-------- Material for this task --------
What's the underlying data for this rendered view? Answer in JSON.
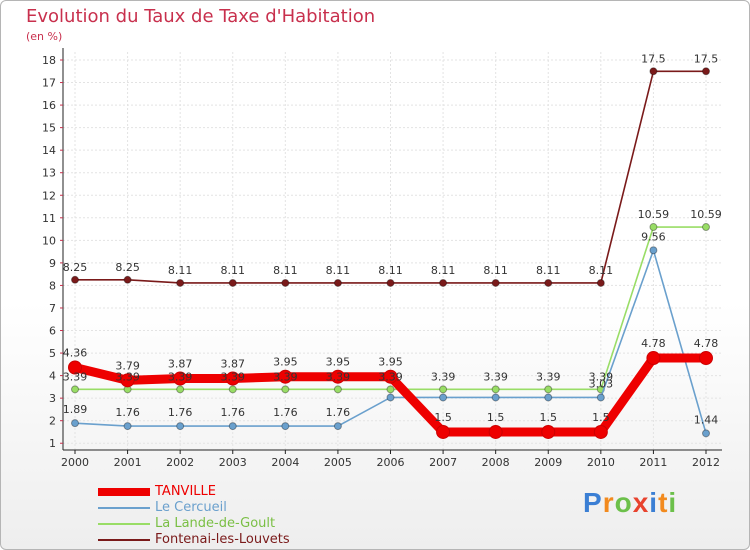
{
  "title": "Evolution du Taux de Taxe d'Habitation",
  "subtitle": "(en %)",
  "logo_text": "Proxiti",
  "chart_data": {
    "type": "line",
    "title": "Evolution du Taux de Taxe d'Habitation",
    "ylabel": "(en %)",
    "xlabel": "",
    "ylim": [
      1,
      18
    ],
    "yticks": [
      1,
      2,
      3,
      4,
      5,
      6,
      7,
      8,
      9,
      10,
      11,
      12,
      13,
      14,
      15,
      16,
      17,
      18
    ],
    "categories": [
      "2000",
      "2001",
      "2002",
      "2003",
      "2004",
      "2005",
      "2006",
      "2007",
      "2008",
      "2009",
      "2010",
      "2011",
      "2012"
    ],
    "series": [
      {
        "name": "TANVILLE",
        "color": "#ee0000",
        "values": [
          4.36,
          3.79,
          3.87,
          3.87,
          3.95,
          3.95,
          3.95,
          1.5,
          1.5,
          1.5,
          1.5,
          4.78,
          4.78
        ],
        "labels": [
          "4.36",
          "3.79",
          "3.87",
          "3.87",
          "3.95",
          "3.95",
          "3.95",
          "1.5",
          "1.5",
          "1.5",
          "1.5",
          "4.78",
          "4.78"
        ]
      },
      {
        "name": "Le Cercueil",
        "color": "#6aa0cd",
        "values": [
          1.89,
          1.76,
          1.76,
          1.76,
          1.76,
          1.76,
          3.03,
          3.03,
          3.03,
          3.03,
          3.03,
          9.56,
          1.44
        ],
        "labels": [
          "1.89",
          "1.76",
          "1.76",
          "1.76",
          "1.76",
          "1.76",
          "",
          "",
          "",
          "",
          "3.03",
          "9.56",
          "1.44"
        ]
      },
      {
        "name": "La Lande-de-Goult",
        "color": "#99dd66",
        "values": [
          3.39,
          3.39,
          3.39,
          3.39,
          3.39,
          3.39,
          3.39,
          3.39,
          3.39,
          3.39,
          3.39,
          10.59,
          10.59
        ],
        "labels": [
          "3.39",
          "3.39",
          "3.39",
          "3.39",
          "3.39",
          "3.39",
          "3.39",
          "3.39",
          "3.39",
          "3.39",
          "3.39",
          "10.59",
          "10.59"
        ]
      },
      {
        "name": "Fontenai-les-Louvets",
        "color": "#7a1a1a",
        "values": [
          8.25,
          8.25,
          8.11,
          8.11,
          8.11,
          8.11,
          8.11,
          8.11,
          8.11,
          8.11,
          8.11,
          17.5,
          17.5
        ],
        "labels": [
          "8.25",
          "8.25",
          "8.11",
          "8.11",
          "8.11",
          "8.11",
          "8.11",
          "8.11",
          "8.11",
          "8.11",
          "8.11",
          "17.5",
          "17.5"
        ]
      }
    ]
  }
}
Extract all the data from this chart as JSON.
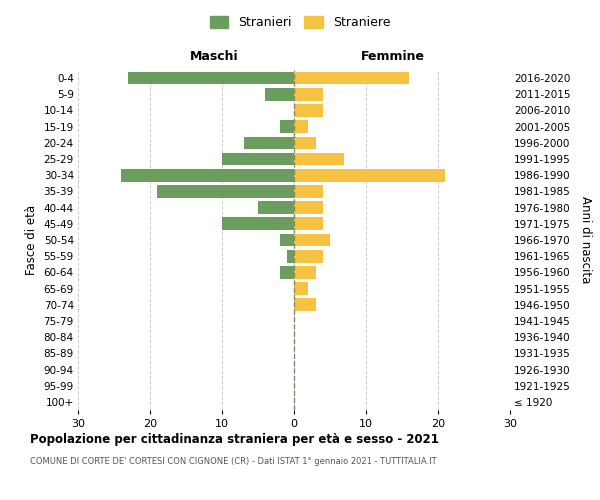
{
  "age_groups": [
    "100+",
    "95-99",
    "90-94",
    "85-89",
    "80-84",
    "75-79",
    "70-74",
    "65-69",
    "60-64",
    "55-59",
    "50-54",
    "45-49",
    "40-44",
    "35-39",
    "30-34",
    "25-29",
    "20-24",
    "15-19",
    "10-14",
    "5-9",
    "0-4"
  ],
  "birth_years": [
    "≤ 1920",
    "1921-1925",
    "1926-1930",
    "1931-1935",
    "1936-1940",
    "1941-1945",
    "1946-1950",
    "1951-1955",
    "1956-1960",
    "1961-1965",
    "1966-1970",
    "1971-1975",
    "1976-1980",
    "1981-1985",
    "1986-1990",
    "1991-1995",
    "1996-2000",
    "2001-2005",
    "2006-2010",
    "2011-2015",
    "2016-2020"
  ],
  "males": [
    0,
    0,
    0,
    0,
    0,
    0,
    0,
    0,
    2,
    1,
    2,
    10,
    5,
    19,
    24,
    10,
    7,
    2,
    0,
    4,
    23
  ],
  "females": [
    0,
    0,
    0,
    0,
    0,
    0,
    3,
    2,
    3,
    4,
    5,
    4,
    4,
    4,
    21,
    7,
    3,
    2,
    4,
    4,
    16
  ],
  "male_color": "#6b9e5e",
  "female_color": "#f5c242",
  "grid_color": "#cccccc",
  "center_line_color": "#888866",
  "title": "Popolazione per cittadinanza straniera per età e sesso - 2021",
  "subtitle": "COMUNE DI CORTE DE' CORTESI CON CIGNONE (CR) - Dati ISTAT 1° gennaio 2021 - TUTTITALIA.IT",
  "xlabel_left": "Maschi",
  "xlabel_right": "Femmine",
  "ylabel_left": "Fasce di età",
  "ylabel_right": "Anni di nascita",
  "legend_male": "Stranieri",
  "legend_female": "Straniere",
  "xlim": 30,
  "background_color": "#ffffff"
}
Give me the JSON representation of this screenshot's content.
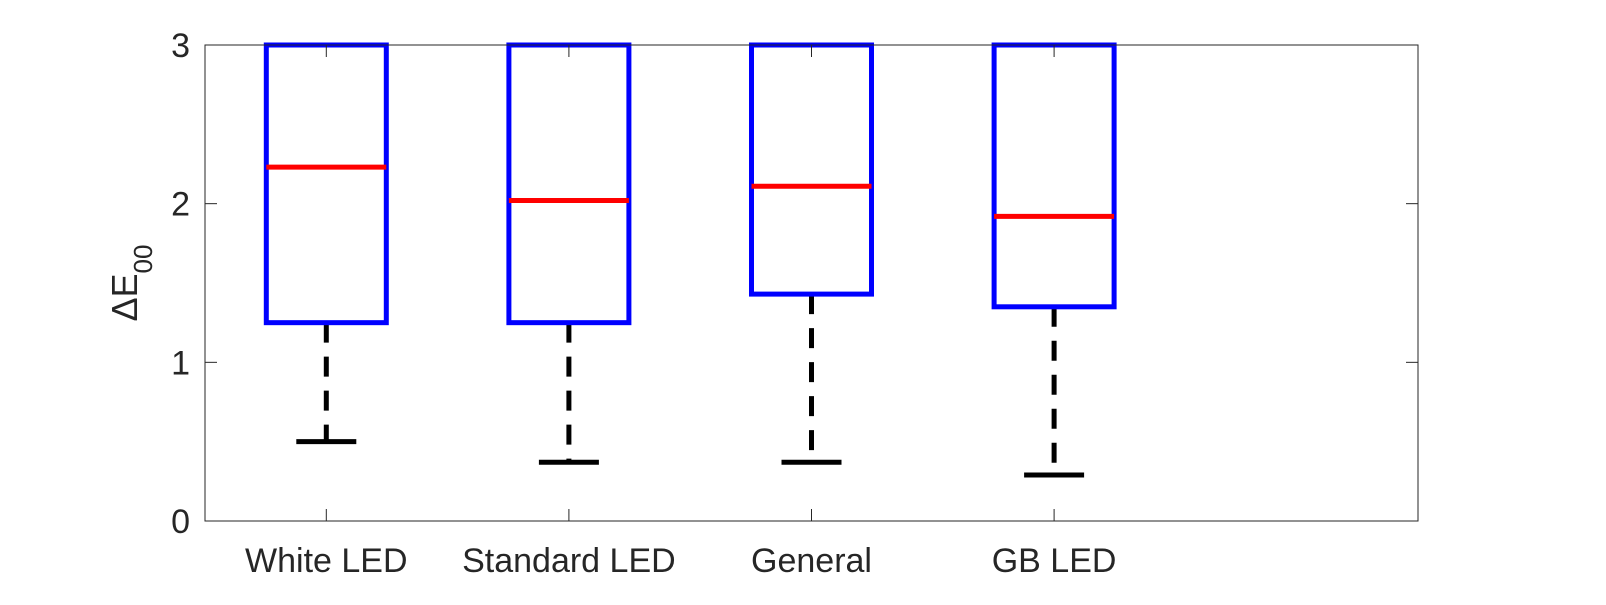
--------
■ Short problem
Look over the listing. Pull out every line with the string "subtitle" in it.

■ Task response
  "subtitle": "(en %)",
  "subtitle": "COMUNE DI CORTE DE' CORTESI CON CIGNONE (CR) - Dati ISTAT 1° gennaio 2021 - TUTTITALIA.IT",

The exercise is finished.